Looking at the data below, count the lines that contain the string "ylabel". Write only the total.
___ Data to process ___
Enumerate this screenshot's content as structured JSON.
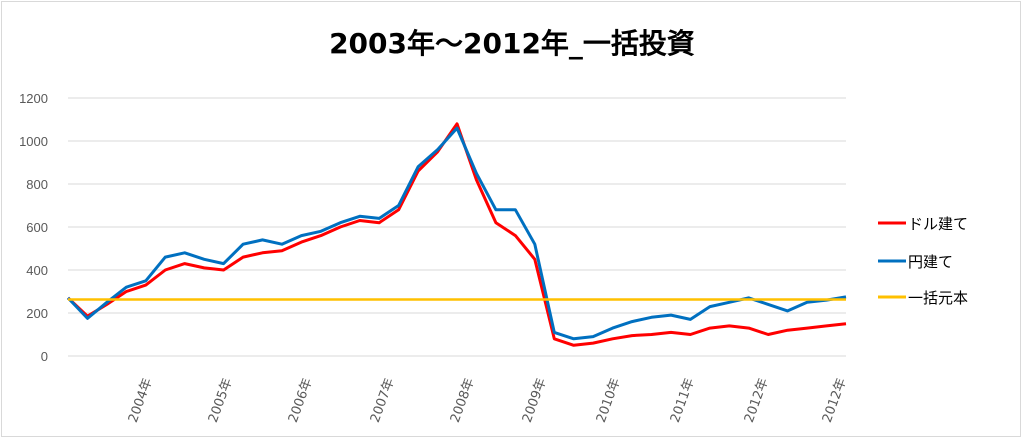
{
  "chart_data": {
    "type": "line",
    "title": "2003年～2012年_一括投資",
    "xlabel": "",
    "ylabel": "",
    "ylim": [
      0,
      1200
    ],
    "y_ticks": [
      0,
      200,
      400,
      600,
      800,
      1000,
      1200
    ],
    "x_tick_labels": [
      "2004年",
      "2005年",
      "2006年",
      "2007年",
      "2008年",
      "2009年",
      "2010年",
      "2011年",
      "2012年",
      "2012年"
    ],
    "grid": true,
    "legend_position": "right",
    "x": [
      "2003-01",
      "2003-04",
      "2003-07",
      "2003-10",
      "2004-01",
      "2004-04",
      "2004-07",
      "2004-10",
      "2005-01",
      "2005-04",
      "2005-07",
      "2005-10",
      "2006-01",
      "2006-04",
      "2006-07",
      "2006-10",
      "2007-01",
      "2007-04",
      "2007-07",
      "2007-10",
      "2008-01",
      "2008-04",
      "2008-07",
      "2008-10",
      "2009-01",
      "2009-04",
      "2009-07",
      "2009-10",
      "2010-01",
      "2010-04",
      "2010-07",
      "2010-10",
      "2011-01",
      "2011-04",
      "2011-07",
      "2011-10",
      "2012-01",
      "2012-04",
      "2012-07",
      "2012-10",
      "2012-12"
    ],
    "series": [
      {
        "name": "ドル建て",
        "color": "#ff0000",
        "values": [
          270,
          185,
          240,
          300,
          330,
          400,
          430,
          410,
          400,
          460,
          480,
          490,
          530,
          560,
          600,
          630,
          620,
          680,
          860,
          950,
          1080,
          820,
          620,
          560,
          450,
          80,
          50,
          60,
          80,
          95,
          100,
          110,
          100,
          130,
          140,
          130,
          100,
          120,
          130,
          140,
          150
        ]
      },
      {
        "name": "円建て",
        "color": "#0070c0",
        "values": [
          270,
          175,
          250,
          320,
          350,
          460,
          480,
          450,
          430,
          520,
          540,
          520,
          560,
          580,
          620,
          650,
          640,
          700,
          880,
          960,
          1060,
          850,
          680,
          680,
          520,
          110,
          80,
          90,
          130,
          160,
          180,
          190,
          170,
          230,
          250,
          270,
          240,
          210,
          250,
          260,
          275
        ]
      },
      {
        "name": "一括元本",
        "color": "#ffc000",
        "values": [
          263,
          263,
          263,
          263,
          263,
          263,
          263,
          263,
          263,
          263,
          263,
          263,
          263,
          263,
          263,
          263,
          263,
          263,
          263,
          263,
          263,
          263,
          263,
          263,
          263,
          263,
          263,
          263,
          263,
          263,
          263,
          263,
          263,
          263,
          263,
          263,
          263,
          263,
          263,
          263,
          263
        ]
      }
    ]
  }
}
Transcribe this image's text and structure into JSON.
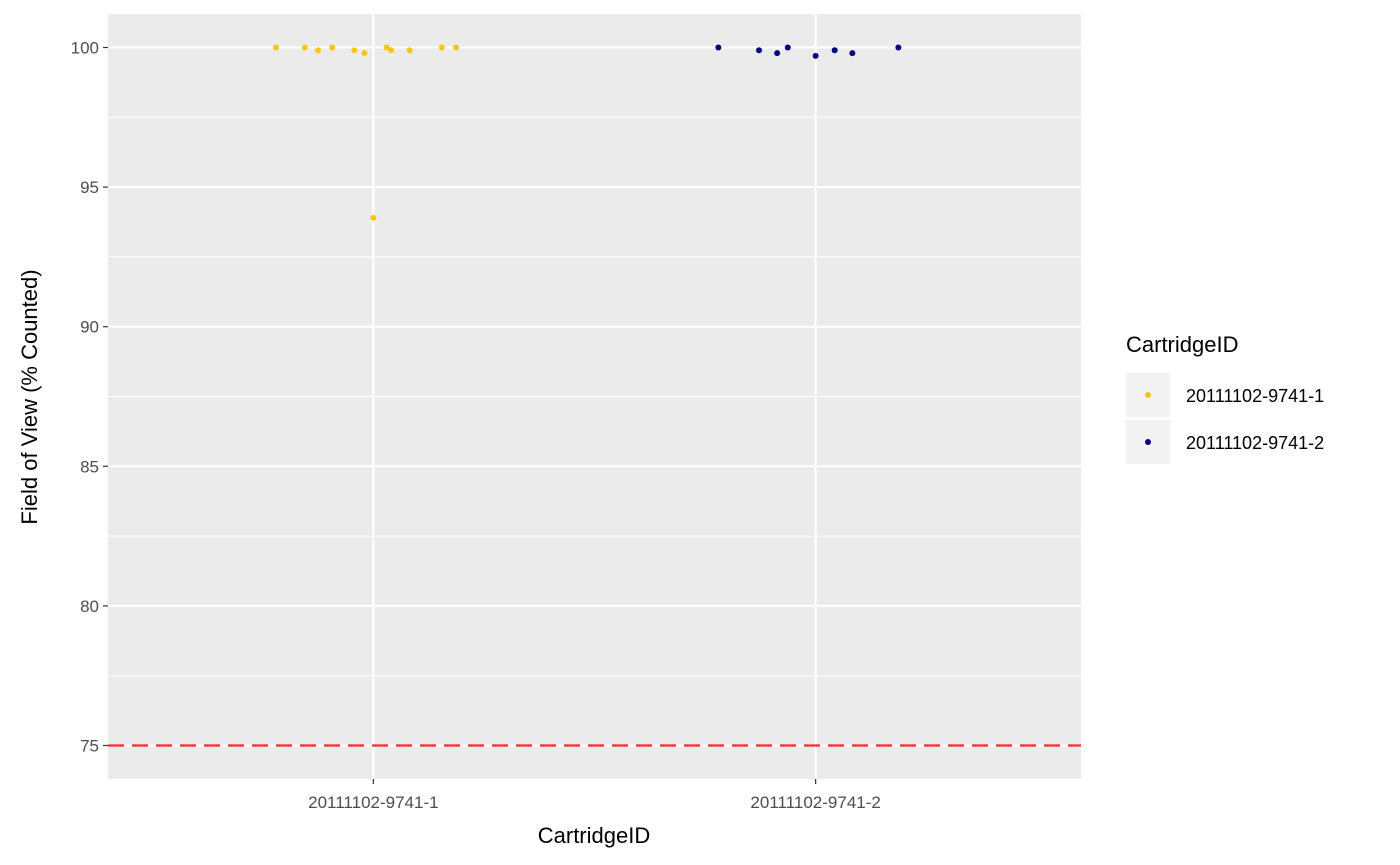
{
  "chart_data": {
    "type": "scatter",
    "title": "",
    "xlabel": "CartridgeID",
    "ylabel": "Field of View (% Counted)",
    "categories": [
      "20111102-9741-1",
      "20111102-9741-2"
    ],
    "y_ticks": [
      75,
      80,
      85,
      90,
      95,
      100
    ],
    "y_tick_labels": [
      "75",
      "80",
      "85",
      "90",
      "95",
      "100"
    ],
    "ylim": [
      73.8,
      101.2
    ],
    "grid": true,
    "reference_line": {
      "y": 75,
      "color": "#ff2a2a",
      "style": "dashed"
    },
    "legend": {
      "title": "CartridgeID",
      "position": "right",
      "entries": [
        "20111102-9741-1",
        "20111102-9741-2"
      ]
    },
    "series": [
      {
        "name": "20111102-9741-1",
        "color": "#f5c518",
        "points": [
          {
            "x": "20111102-9741-1",
            "jitter": -0.22,
            "y": 100.0
          },
          {
            "x": "20111102-9741-1",
            "jitter": -0.155,
            "y": 100.0
          },
          {
            "x": "20111102-9741-1",
            "jitter": -0.125,
            "y": 99.9
          },
          {
            "x": "20111102-9741-1",
            "jitter": -0.093,
            "y": 100.0
          },
          {
            "x": "20111102-9741-1",
            "jitter": -0.043,
            "y": 99.9
          },
          {
            "x": "20111102-9741-1",
            "jitter": -0.02,
            "y": 99.8
          },
          {
            "x": "20111102-9741-1",
            "jitter": 0.0,
            "y": 93.9
          },
          {
            "x": "20111102-9741-1",
            "jitter": 0.03,
            "y": 100.0
          },
          {
            "x": "20111102-9741-1",
            "jitter": 0.04,
            "y": 99.9
          },
          {
            "x": "20111102-9741-1",
            "jitter": 0.082,
            "y": 99.9
          },
          {
            "x": "20111102-9741-1",
            "jitter": 0.155,
            "y": 100.0
          },
          {
            "x": "20111102-9741-1",
            "jitter": 0.187,
            "y": 100.0
          }
        ]
      },
      {
        "name": "20111102-9741-2",
        "color": "#000080",
        "points": [
          {
            "x": "20111102-9741-2",
            "jitter": -0.22,
            "y": 100.0
          },
          {
            "x": "20111102-9741-2",
            "jitter": -0.128,
            "y": 99.9
          },
          {
            "x": "20111102-9741-2",
            "jitter": -0.087,
            "y": 99.8
          },
          {
            "x": "20111102-9741-2",
            "jitter": -0.063,
            "y": 100.0
          },
          {
            "x": "20111102-9741-2",
            "jitter": 0.0,
            "y": 99.7
          },
          {
            "x": "20111102-9741-2",
            "jitter": 0.043,
            "y": 99.9
          },
          {
            "x": "20111102-9741-2",
            "jitter": 0.083,
            "y": 99.8
          },
          {
            "x": "20111102-9741-2",
            "jitter": 0.187,
            "y": 100.0
          }
        ]
      }
    ]
  }
}
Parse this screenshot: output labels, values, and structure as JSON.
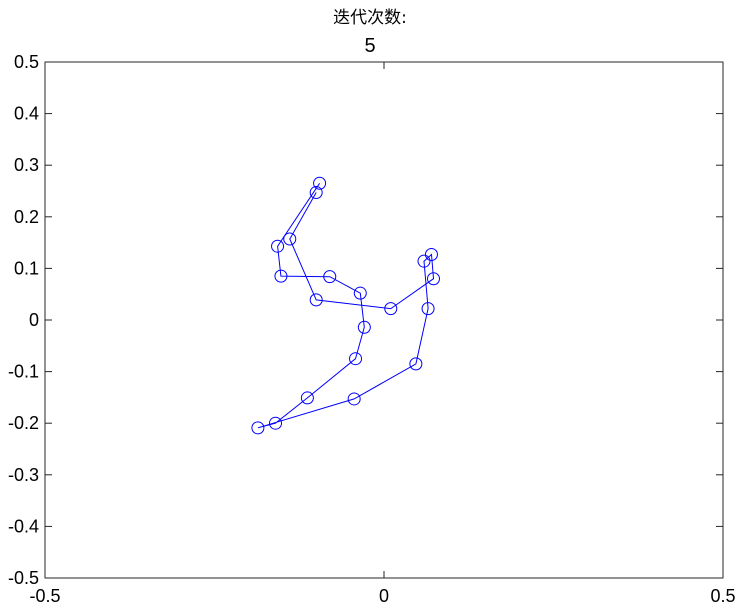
{
  "chart_data": {
    "type": "line",
    "title": "迭代次数:",
    "subtitle": "5",
    "xlim": [
      -0.5,
      0.5
    ],
    "ylim": [
      -0.5,
      0.5
    ],
    "xticks": [
      "-0.5",
      "0",
      "0.5"
    ],
    "yticks": [
      "0.5",
      "0.4",
      "0.3",
      "0.2",
      "0.1",
      "0",
      "-0.1",
      "-0.2",
      "-0.3",
      "-0.4",
      "-0.5"
    ],
    "grid": false,
    "marker": "circle",
    "series": [
      {
        "color": "#0000ff",
        "points": [
          [
            -0.095,
            0.265
          ],
          [
            -0.157,
            0.143
          ],
          [
            -0.152,
            0.085
          ],
          [
            -0.08,
            0.084
          ],
          [
            -0.035,
            0.052
          ],
          [
            -0.029,
            -0.014
          ],
          [
            -0.042,
            -0.075
          ],
          [
            -0.113,
            -0.151
          ],
          [
            -0.16,
            -0.2
          ],
          [
            -0.186,
            -0.209
          ],
          [
            -0.044,
            -0.153
          ],
          [
            0.047,
            -0.085
          ],
          [
            0.065,
            0.022
          ],
          [
            0.059,
            0.114
          ],
          [
            0.07,
            0.127
          ],
          [
            0.073,
            0.08
          ],
          [
            0.01,
            0.022
          ],
          [
            -0.1,
            0.039
          ],
          [
            -0.139,
            0.157
          ],
          [
            -0.1,
            0.247
          ]
        ]
      }
    ]
  }
}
___
Response for this exercise = 2